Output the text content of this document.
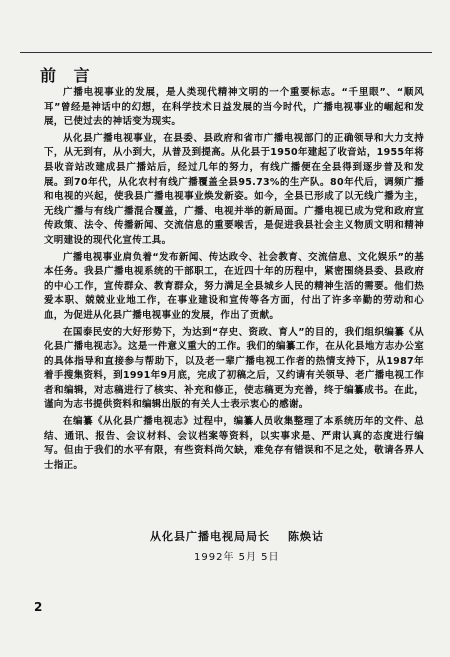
前 言

广播电视事业的发展，是人类现代精神文明的一个重要标志。“千里眼”、“顺风耳”曾经是神话中的幻想，在科学技术日益发展的当今时代，广播电视事业的崛起和发展，已使过去的神话变为现实。

从化县广播电视事业，在县委、县政府和省市广播电视部门的正确领导和大力支持下，从无到有，从小到大，从普及到提高。从化县于1950年建起了收音站，1955年将县收音站改建成县广播站后，经过几年的努力，有线广播便在全县得到逐步普及和发展。到70年代，从化农村有线广播覆盖全县95.73%的生产队。80年代后，调频广播和电视的兴起，使我县广播电视事业焕发新姿。如今，全县已形成了以无线广播为主，无线广播与有线广播混合覆盖，广播、电视并举的新局面。广播电视已成为党和政府宣传政策、法令、传播新闻、交流信息的重要喉舌，是促进我县社会主义物质文明和精神文明建设的现代化宣传工具。

广播电视事业肩负着“发布新闻、传达政令、社会教育、交流信息、文化娱乐”的基本任务。我县广播电视系统的干部职工，在近四十年的历程中，紧密围绕县委、县政府的中心工作，宣传群众、教育群众，努力满足全县城乡人民的精神生活的需要。他们热爱本职、兢兢业业地工作，在事业建设和宣传等各方面，付出了许多辛勤的劳动和心血，为促进从化县广播电视事业的发展，作出了贡献。

在国泰民安的大好形势下，为达到“存史、资政、育人”的目的，我们组织编纂《从化县广播电视志》。这是一件意义重大的工作。我们的编纂工作，在从化县地方志办公室的具体指导和直接参与帮助下，以及老一辈广播电视工作者的热情支持下，从1987年着手搜集资料，到1991年9月底，完成了初稿之后，又约请有关领导、老广播电视工作者和编辑，对志稿进行了核实、补充和修正，使志稿更为充善，终于编纂成书。在此，谨向为志书提供资料和编辑出版的有关人士表示衷心的感谢。

在编纂《从化县广播电视志》过程中，编纂人员收集整理了本系统历年的文件、总结、通讯、报告、会议材料、会议档案等资料，以实事求是、严肃认真的态度进行编写。但由于我们的水平有限，有些资料尚欠缺，难免存有错误和不足之处，敬请各界人士指正。

从化县广播电视局局长 陈焕诂
1992年 5月 5日
2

────

Reproduce the whole listing word for word, setting aside any pictures.

» ANSWER TO THE TASK:
Output the text content of this document.
前 言

广播电视事业的发展，是人类现代精神文明的一个重要标志。“千里眼”、“顺风耳”曾经是神话中的幻想，在科学技术日益发展的当今时代，广播电视事业的崛起和发展，已使过去的神话变为现实。

从化县广播电视事业，在县委、县政府和省市广播电视部门的正确领导和大力支持下，从无到有，从小到大，从普及到提高。从化县于1950年建起了收音站，1955年将县收音站改建成县广播站后，经过几年的努力，有线广播便在全县得到逐步普及和发展。到70年代，从化农村有线广播覆盖全县95.73%的生产队。80年代后，调频广播和电视的兴起，使我县广播电视事业焕发新姿。如今，全县已形成了以无线广播为主，无线广播与有线广播混合覆盖，广播、电视并举的新局面。广播电视已成为党和政府宣传政策、法令、传播新闻、交流信息的重要喉舌，是促进我县社会主义物质文明和精神文明建设的现代化宣传工具。

广播电视事业肩负着“发布新闻、传达政令、社会教育、交流信息、文化娱乐”的基本任务。我县广播电视系统的干部职工，在近四十年的历程中，紧密围绕县委、县政府的中心工作，宣传群众、教育群众，努力满足全县城乡人民的精神生活的需要。他们热爱本职、兢兢业业地工作，在事业建设和宣传等各方面，付出了许多辛勤的劳动和心血，为促进从化县广播电视事业的发展，作出了贡献。

在国泰民安的大好形势下，为达到“存史、资政、育人”的目的，我们组织编纂《从化县广播电视志》。这是一件意义重大的工作。我们的编纂工作，在从化县地方志办公室的具体指导和直接参与帮助下，以及老一辈广播电视工作者的热情支持下，从1987年着手搜集资料，到1991年9月底，完成了初稿之后，又约请有关领导、老广播电视工作者和编辑，对志稿进行了核实、补充和修正，使志稿更为充善，终于编纂成书。在此，谨向为志书提供资料和编辑出版的有关人士表示衷心的感谢。

在编纂《从化县广播电视志》过程中，编纂人员收集整理了本系统历年的文件、总结、通讯、报告、会议材料、会议档案等资料，以实事求是、严肃认真的态度进行编写。但由于我们的水平有限，有些资料尚欠缺，难免存有错误和不足之处，敬请各界人士指正。

从化县广播电视局局长 陈焕诂
1992年 5月 5日
2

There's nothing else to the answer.